## STATED EXERCISE
Single out the lines that include the word "false". Copy them.

## DATASET EXCERPTS
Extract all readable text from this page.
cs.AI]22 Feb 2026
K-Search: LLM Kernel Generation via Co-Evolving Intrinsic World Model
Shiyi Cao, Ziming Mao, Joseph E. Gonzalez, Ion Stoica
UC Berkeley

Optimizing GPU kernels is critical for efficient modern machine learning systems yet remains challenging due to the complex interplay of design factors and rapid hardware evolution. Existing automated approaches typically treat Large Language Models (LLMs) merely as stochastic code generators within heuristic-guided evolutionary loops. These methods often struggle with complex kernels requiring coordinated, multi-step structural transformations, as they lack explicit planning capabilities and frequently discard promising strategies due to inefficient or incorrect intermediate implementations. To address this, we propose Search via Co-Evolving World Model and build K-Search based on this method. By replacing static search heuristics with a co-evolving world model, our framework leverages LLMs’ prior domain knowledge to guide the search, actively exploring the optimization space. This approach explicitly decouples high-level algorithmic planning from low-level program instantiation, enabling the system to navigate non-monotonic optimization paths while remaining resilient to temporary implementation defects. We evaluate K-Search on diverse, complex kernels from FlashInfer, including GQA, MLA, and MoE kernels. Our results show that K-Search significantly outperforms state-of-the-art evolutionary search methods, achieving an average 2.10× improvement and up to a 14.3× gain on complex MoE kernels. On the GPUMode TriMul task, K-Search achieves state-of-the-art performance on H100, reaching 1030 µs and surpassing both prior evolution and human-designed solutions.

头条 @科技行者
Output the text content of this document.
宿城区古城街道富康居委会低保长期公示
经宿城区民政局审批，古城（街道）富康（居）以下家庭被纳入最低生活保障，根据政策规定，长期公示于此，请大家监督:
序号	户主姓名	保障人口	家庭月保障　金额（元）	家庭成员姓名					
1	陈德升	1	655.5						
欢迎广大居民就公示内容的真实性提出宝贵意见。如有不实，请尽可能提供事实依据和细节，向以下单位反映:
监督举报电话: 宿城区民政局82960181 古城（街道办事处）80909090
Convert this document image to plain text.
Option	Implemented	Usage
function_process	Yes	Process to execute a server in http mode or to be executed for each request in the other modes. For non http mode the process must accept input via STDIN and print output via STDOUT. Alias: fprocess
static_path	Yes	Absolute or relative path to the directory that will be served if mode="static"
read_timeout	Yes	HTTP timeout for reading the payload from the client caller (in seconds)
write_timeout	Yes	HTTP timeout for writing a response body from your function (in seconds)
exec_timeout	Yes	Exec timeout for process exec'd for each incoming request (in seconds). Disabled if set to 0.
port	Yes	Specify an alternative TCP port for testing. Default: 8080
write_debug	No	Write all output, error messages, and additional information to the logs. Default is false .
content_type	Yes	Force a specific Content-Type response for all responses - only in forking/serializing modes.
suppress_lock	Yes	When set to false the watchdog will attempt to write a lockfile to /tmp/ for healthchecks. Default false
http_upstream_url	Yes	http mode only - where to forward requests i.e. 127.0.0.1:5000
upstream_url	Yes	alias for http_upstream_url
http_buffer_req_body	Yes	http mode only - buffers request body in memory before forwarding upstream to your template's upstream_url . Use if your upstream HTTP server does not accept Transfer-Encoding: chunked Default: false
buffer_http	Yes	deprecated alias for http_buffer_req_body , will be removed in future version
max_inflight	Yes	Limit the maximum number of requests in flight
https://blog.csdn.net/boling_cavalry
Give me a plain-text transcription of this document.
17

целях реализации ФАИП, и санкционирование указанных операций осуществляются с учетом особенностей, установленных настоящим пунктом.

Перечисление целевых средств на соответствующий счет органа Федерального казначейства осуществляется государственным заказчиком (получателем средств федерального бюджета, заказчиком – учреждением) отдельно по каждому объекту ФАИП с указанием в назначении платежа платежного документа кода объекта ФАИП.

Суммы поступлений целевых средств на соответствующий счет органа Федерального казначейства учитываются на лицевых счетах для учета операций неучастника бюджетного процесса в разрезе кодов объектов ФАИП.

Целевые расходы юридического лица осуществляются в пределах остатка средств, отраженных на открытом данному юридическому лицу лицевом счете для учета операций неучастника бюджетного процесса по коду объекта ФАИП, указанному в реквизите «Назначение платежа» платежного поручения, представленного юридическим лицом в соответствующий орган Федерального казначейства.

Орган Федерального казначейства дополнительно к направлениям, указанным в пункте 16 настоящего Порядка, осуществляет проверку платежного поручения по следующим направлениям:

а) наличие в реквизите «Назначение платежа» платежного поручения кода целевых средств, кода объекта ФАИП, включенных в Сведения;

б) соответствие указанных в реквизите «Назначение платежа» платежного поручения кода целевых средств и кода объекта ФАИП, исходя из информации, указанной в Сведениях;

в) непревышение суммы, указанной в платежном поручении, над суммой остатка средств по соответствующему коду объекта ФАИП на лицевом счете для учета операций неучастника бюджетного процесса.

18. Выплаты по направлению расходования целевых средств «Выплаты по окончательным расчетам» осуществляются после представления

## SOLUTION TO THIS PROBLEM
write_debug	No	Write all output, error messages, and additional information to the logs. Default is false .
suppress_lock	Yes	When set to false the watchdog will attempt to write a lockfile to /tmp/ for healthchecks. Default false
http_buffer_req_body	Yes	http mode only - buffers request body in memory before forwarding upstream to your template's upstream_url . Use if your upstream HTTP server does not accept Transfer-Encoding: chunked Default: false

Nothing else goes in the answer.